• The exercise: Pictures stay out of the copy; set down each line of the listing below exactly.

··· Material supplied

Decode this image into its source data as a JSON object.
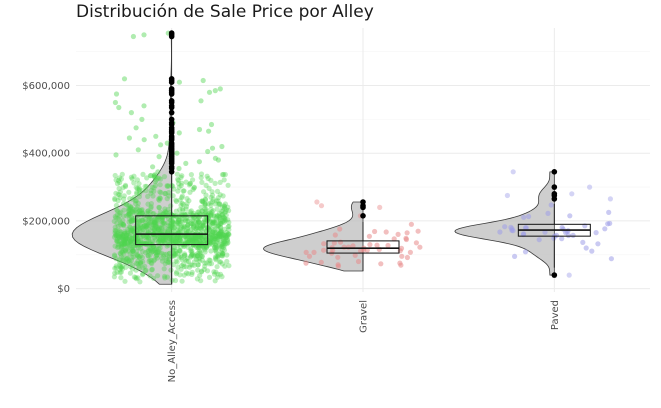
{
  "chart_data": {
    "type": "violin+box+jitter",
    "title": "Distribución de Sale Price por Alley",
    "xlabel": "",
    "ylabel": "",
    "y_ticks": [
      0,
      200000,
      400000,
      600000
    ],
    "y_tick_labels": [
      "$0",
      "$200,000",
      "$400,000",
      "$600,000"
    ],
    "ylim": [
      -10000,
      770000
    ],
    "grid": true,
    "categories": [
      "No_Alley_Access",
      "Gravel",
      "Paved"
    ],
    "colors": {
      "No_Alley_Access": "#4fd44f",
      "Gravel": "#e88a8a",
      "Paved": "#9f9fe8"
    },
    "groups": [
      {
        "name": "No_Alley_Access",
        "box": {
          "min": 13000,
          "q1": 130000,
          "median": 161000,
          "q3": 215000,
          "max": 340000
        },
        "outliers": [
          345000,
          355000,
          360000,
          370000,
          375000,
          380000,
          385000,
          390000,
          395000,
          400000,
          405000,
          410000,
          415000,
          420000,
          425000,
          430000,
          440000,
          445000,
          450000,
          460000,
          465000,
          470000,
          475000,
          485000,
          490000,
          500000,
          520000,
          535000,
          540000,
          550000,
          555000,
          575000,
          580000,
          585000,
          590000,
          610000,
          615000,
          620000,
          745000,
          750000,
          755000
        ],
        "violin_peak": 140000,
        "n_points": 1369
      },
      {
        "name": "Gravel",
        "box": {
          "min": 52000,
          "q1": 105000,
          "median": 119500,
          "q3": 141000,
          "max": 197000
        },
        "outliers": [
          215000,
          240000,
          245000,
          256000
        ],
        "violin_peak": 115000,
        "n_points": 50
      },
      {
        "name": "Paved",
        "box": {
          "min": 62000,
          "q1": 155000,
          "median": 173000,
          "q3": 190000,
          "max": 250000
        },
        "outliers": [
          40000,
          265000,
          275000,
          280000,
          300000,
          345000
        ],
        "violin_peak": 170000,
        "n_points": 41
      }
    ]
  }
}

······

• Reply to the exercise:
Decode this image into its source data as a JSON object.
{
  "chart_data": {
    "type": "violin+box+jitter",
    "title": "Distribución de Sale Price por Alley",
    "xlabel": "",
    "ylabel": "",
    "y_ticks": [
      0,
      200000,
      400000,
      600000
    ],
    "y_tick_labels": [
      "$0",
      "$200,000",
      "$400,000",
      "$600,000"
    ],
    "ylim": [
      -10000,
      770000
    ],
    "grid": true,
    "categories": [
      "No_Alley_Access",
      "Gravel",
      "Paved"
    ],
    "colors": {
      "No_Alley_Access": "#4fd44f",
      "Gravel": "#e88a8a",
      "Paved": "#9f9fe8"
    },
    "groups": [
      {
        "name": "No_Alley_Access",
        "box": {
          "min": 13000,
          "q1": 130000,
          "median": 161000,
          "q3": 215000,
          "max": 340000
        },
        "outliers": [
          345000,
          355000,
          360000,
          370000,
          375000,
          380000,
          385000,
          390000,
          395000,
          400000,
          405000,
          410000,
          415000,
          420000,
          425000,
          430000,
          440000,
          445000,
          450000,
          460000,
          465000,
          470000,
          475000,
          485000,
          490000,
          500000,
          520000,
          535000,
          540000,
          550000,
          555000,
          575000,
          580000,
          585000,
          590000,
          610000,
          615000,
          620000,
          745000,
          750000,
          755000
        ],
        "violin_peak": 140000,
        "n_points": 1369
      },
      {
        "name": "Gravel",
        "box": {
          "min": 52000,
          "q1": 105000,
          "median": 119500,
          "q3": 141000,
          "max": 197000
        },
        "outliers": [
          215000,
          240000,
          245000,
          256000
        ],
        "violin_peak": 115000,
        "n_points": 50
      },
      {
        "name": "Paved",
        "box": {
          "min": 62000,
          "q1": 155000,
          "median": 173000,
          "q3": 190000,
          "max": 250000
        },
        "outliers": [
          40000,
          265000,
          275000,
          280000,
          300000,
          345000
        ],
        "violin_peak": 170000,
        "n_points": 41
      }
    ]
  }
}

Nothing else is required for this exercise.